EXERCISE INSTRUCTIONS: Copy out every line of the items below exactly as it appears, omitting the pictures.

Part of a data file:

=-=-=-=-=

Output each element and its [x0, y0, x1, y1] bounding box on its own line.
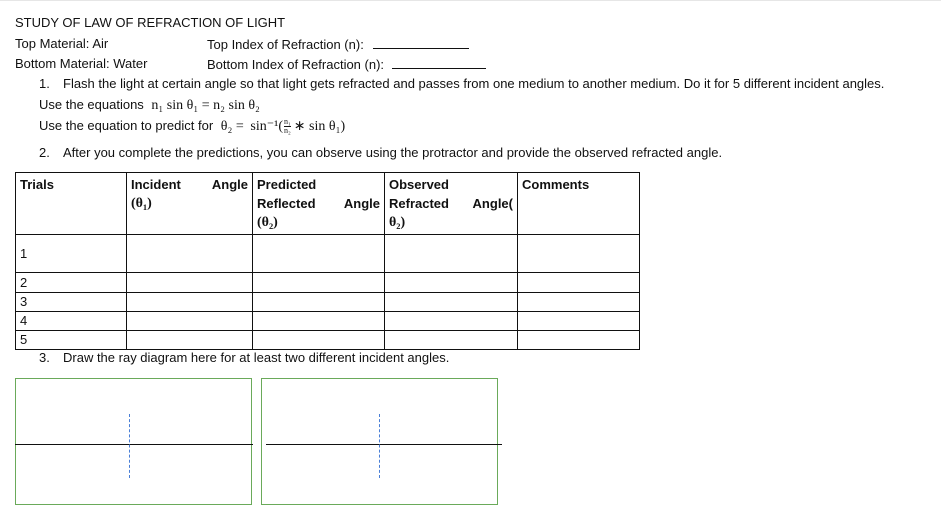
- equation-2-rhs: sin⁻¹(: [250, 119, 283, 134]
- header-angle-word: Angle: [211, 177, 248, 192]
- item-3-text: Draw the ray diagram here for at least two different incident angles.: [63, 350, 450, 365]
- equation-2-lhs: θ₂ =: [220, 119, 244, 134]
- table-header-row: [16, 173, 640, 235]
- top-index-line: [207, 36, 469, 52]
- interface-line-1: [15, 444, 253, 445]
- trial-number: 2: [16, 273, 127, 293]
- item-2-number: 2.: [39, 145, 50, 160]
- incident-cell[interactable]: [127, 293, 253, 312]
- comments-cell[interactable]: [518, 312, 640, 331]
- item-1-number: 1.: [39, 76, 50, 91]
- header-comments: Comments: [518, 173, 640, 235]
- trials-table: [15, 172, 640, 350]
- predicted-cell[interactable]: [253, 312, 385, 331]
- comments-cell[interactable]: [518, 293, 640, 312]
- equation-2-denominator: n₂: [284, 126, 291, 136]
- header-predicted-angle: [253, 173, 385, 235]
- equation-2-prefix: Use the equation to predict for: [39, 118, 214, 133]
- item-1-text: Flash the light at certain angle so that light gets refracted and passes from one medium to another medium. Do it for 5 different incident angles.: [63, 76, 885, 91]
- trial-number: 1: [16, 235, 127, 273]
- header-incident-word: Incident: [131, 177, 181, 192]
- normal-line-1: [129, 414, 130, 478]
- predicted-cell[interactable]: [253, 273, 385, 293]
- header-obs-angle-word: Angle(: [472, 196, 513, 211]
- trial-number: 4: [16, 312, 127, 331]
- trial-number: 5: [16, 331, 127, 350]
- comments-cell[interactable]: [518, 235, 640, 273]
- equation-2-line: [39, 118, 345, 135]
- predicted-cell[interactable]: [253, 293, 385, 312]
- comments-cell[interactable]: [518, 273, 640, 293]
- observed-cell[interactable]: [385, 273, 518, 293]
- header-trials: Trials: [16, 173, 127, 235]
- header-reflected-word: Reflected: [257, 196, 316, 211]
- equation-2-fraction: [284, 118, 291, 135]
- top-index-blank[interactable]: [373, 36, 469, 49]
- header-observed-word: Observed: [389, 177, 449, 192]
- observed-cell[interactable]: [385, 235, 518, 273]
- page-top-rule: [0, 0, 941, 1]
- ray-diagram-box-1[interactable]: [15, 378, 252, 505]
- bottom-index-blank[interactable]: [392, 56, 486, 69]
- header-obs-theta2: θ₂): [389, 215, 406, 230]
- table-row: [16, 331, 640, 350]
- item-2-text: After you complete the predictions, you can observe using the protractor and provide the observed refracted angle.: [63, 145, 723, 160]
- table-row: [16, 312, 640, 331]
- header-theta1: (θ₁): [131, 196, 152, 211]
- trial-number: 3: [16, 293, 127, 312]
- header-refracted-word: Refracted: [389, 196, 449, 211]
- header-incident-angle: [127, 173, 253, 235]
- equation-1-line: [39, 97, 260, 114]
- equation-1-prefix: Use the equations: [39, 97, 144, 112]
- top-material: Top Material: Air: [15, 36, 109, 51]
- header-observed-angle: [385, 173, 518, 235]
- interface-line-2: [266, 444, 502, 445]
- observed-cell[interactable]: [385, 331, 518, 350]
- table-row: [16, 293, 640, 312]
- equation-1: n₁ sin θ₁ = n₂ sin θ₂: [151, 98, 260, 113]
- comments-cell[interactable]: [518, 331, 640, 350]
- observed-cell[interactable]: [385, 312, 518, 331]
- header-predicted-word: Predicted: [257, 177, 317, 192]
- observed-cell[interactable]: [385, 293, 518, 312]
- predicted-cell[interactable]: [253, 331, 385, 350]
- bottom-material: Bottom Material: Water: [15, 56, 148, 71]
- bottom-index-label: Bottom Index of Refraction (n):: [207, 57, 385, 72]
- header-pred-angle-word: Angle: [343, 196, 380, 211]
- equation-2-numerator: n₁: [284, 117, 291, 127]
- equation-2-tail: ∗ sin θ₁): [293, 119, 346, 134]
- incident-cell[interactable]: [127, 331, 253, 350]
- table-row: [16, 235, 640, 273]
- incident-cell[interactable]: [127, 235, 253, 273]
- table-row: [16, 273, 640, 293]
- predicted-cell[interactable]: [253, 235, 385, 273]
- top-index-label: Top Index of Refraction (n):: [207, 37, 364, 52]
- bottom-index-line: [207, 56, 486, 72]
- normal-line-2: [379, 414, 380, 478]
- doc-title: STUDY OF LAW OF REFRACTION OF LIGHT: [15, 15, 286, 30]
- incident-cell[interactable]: [127, 273, 253, 293]
- header-pred-theta2: (θ₂): [257, 215, 278, 230]
- item-3-number: 3.: [39, 350, 50, 365]
- incident-cell[interactable]: [127, 312, 253, 331]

=-=-=-=-=

TASK OUTPUT:
Output each element and its [x0, y0, x1, y1] bounding box on its own line.
- equation-2-rhs: sin⁻¹(: [250, 119, 283, 134]
- header-angle-word: Angle: [211, 177, 248, 192]
- item-3-text: Draw the ray diagram here for at least two different incident angles.: [63, 350, 450, 365]
- equation-2-lhs: θ₂ =: [220, 119, 244, 134]
- table-header-row: [16, 173, 640, 235]
- top-index-line: [207, 36, 469, 52]
- interface-line-1: [15, 444, 253, 445]
- trial-number: 2: [16, 273, 127, 293]
- item-2-number: 2.: [39, 145, 50, 160]
- incident-cell[interactable]: [127, 293, 253, 312]
- comments-cell[interactable]: [518, 312, 640, 331]
- item-1-number: 1.: [39, 76, 50, 91]
- header-comments: Comments: [518, 173, 640, 235]
- trials-table: [15, 172, 640, 350]
- predicted-cell[interactable]: [253, 312, 385, 331]
- comments-cell[interactable]: [518, 293, 640, 312]
- equation-2-denominator: n₂: [284, 126, 291, 136]
- header-predicted-angle: [253, 173, 385, 235]
- equation-2-prefix: Use the equation to predict for: [39, 118, 214, 133]
- item-1-text: Flash the light at certain angle so that light gets refracted and passes from one medium to another medium. Do it for 5 different incident angles.: [63, 76, 885, 91]
- trial-number: 1: [16, 235, 127, 273]
- header-incident-word: Incident: [131, 177, 181, 192]
- normal-line-1: [129, 414, 130, 478]
- predicted-cell[interactable]: [253, 273, 385, 293]
- header-obs-angle-word: Angle(: [472, 196, 513, 211]
- trial-number: 4: [16, 312, 127, 331]
- trial-number: 5: [16, 331, 127, 350]
- comments-cell[interactable]: [518, 235, 640, 273]
- equation-2-line: [39, 118, 345, 135]
- predicted-cell[interactable]: [253, 293, 385, 312]
- comments-cell[interactable]: [518, 273, 640, 293]
- observed-cell[interactable]: [385, 273, 518, 293]
- header-trials: Trials: [16, 173, 127, 235]
- header-reflected-word: Reflected: [257, 196, 316, 211]
- equation-2-fraction: [284, 118, 291, 135]
- top-index-blank[interactable]: [373, 36, 469, 49]
- header-observed-word: Observed: [389, 177, 449, 192]
- observed-cell[interactable]: [385, 235, 518, 273]
- page-top-rule: [0, 0, 941, 1]
- ray-diagram-box-1[interactable]: [15, 378, 252, 505]
- bottom-index-blank[interactable]: [392, 56, 486, 69]
- header-obs-theta2: θ₂): [389, 215, 406, 230]
- table-row: [16, 331, 640, 350]
- item-2-text: After you complete the predictions, you can observe using the protractor and provide the observed refracted angle.: [63, 145, 723, 160]
- table-row: [16, 312, 640, 331]
- header-theta1: (θ₁): [131, 196, 152, 211]
- trial-number: 3: [16, 293, 127, 312]
- header-refracted-word: Refracted: [389, 196, 449, 211]
- header-incident-angle: [127, 173, 253, 235]
- equation-1-line: [39, 97, 260, 114]
- equation-1-prefix: Use the equations: [39, 97, 144, 112]
- top-material: Top Material: Air: [15, 36, 109, 51]
- header-observed-angle: [385, 173, 518, 235]
- interface-line-2: [266, 444, 502, 445]
- observed-cell[interactable]: [385, 331, 518, 350]
- table-row: [16, 293, 640, 312]
- equation-1: n₁ sin θ₁ = n₂ sin θ₂: [151, 98, 260, 113]
- comments-cell[interactable]: [518, 331, 640, 350]
- observed-cell[interactable]: [385, 312, 518, 331]
- header-predicted-word: Predicted: [257, 177, 317, 192]
- observed-cell[interactable]: [385, 293, 518, 312]
- predicted-cell[interactable]: [253, 331, 385, 350]
- bottom-material: Bottom Material: Water: [15, 56, 148, 71]
- bottom-index-label: Bottom Index of Refraction (n):: [207, 57, 385, 72]
- header-pred-angle-word: Angle: [343, 196, 380, 211]
- equation-2-numerator: n₁: [284, 117, 291, 127]
- equation-2-tail: ∗ sin θ₁): [293, 119, 346, 134]
- incident-cell[interactable]: [127, 331, 253, 350]
- table-row: [16, 235, 640, 273]
- incident-cell[interactable]: [127, 235, 253, 273]
- table-row: [16, 273, 640, 293]
- predicted-cell[interactable]: [253, 235, 385, 273]
- top-index-label: Top Index of Refraction (n):: [207, 37, 364, 52]
- bottom-index-line: [207, 56, 486, 72]
- normal-line-2: [379, 414, 380, 478]
- doc-title: STUDY OF LAW OF REFRACTION OF LIGHT: [15, 15, 286, 30]
- incident-cell[interactable]: [127, 273, 253, 293]
- header-pred-theta2: (θ₂): [257, 215, 278, 230]
- item-3-number: 3.: [39, 350, 50, 365]
- incident-cell[interactable]: [127, 312, 253, 331]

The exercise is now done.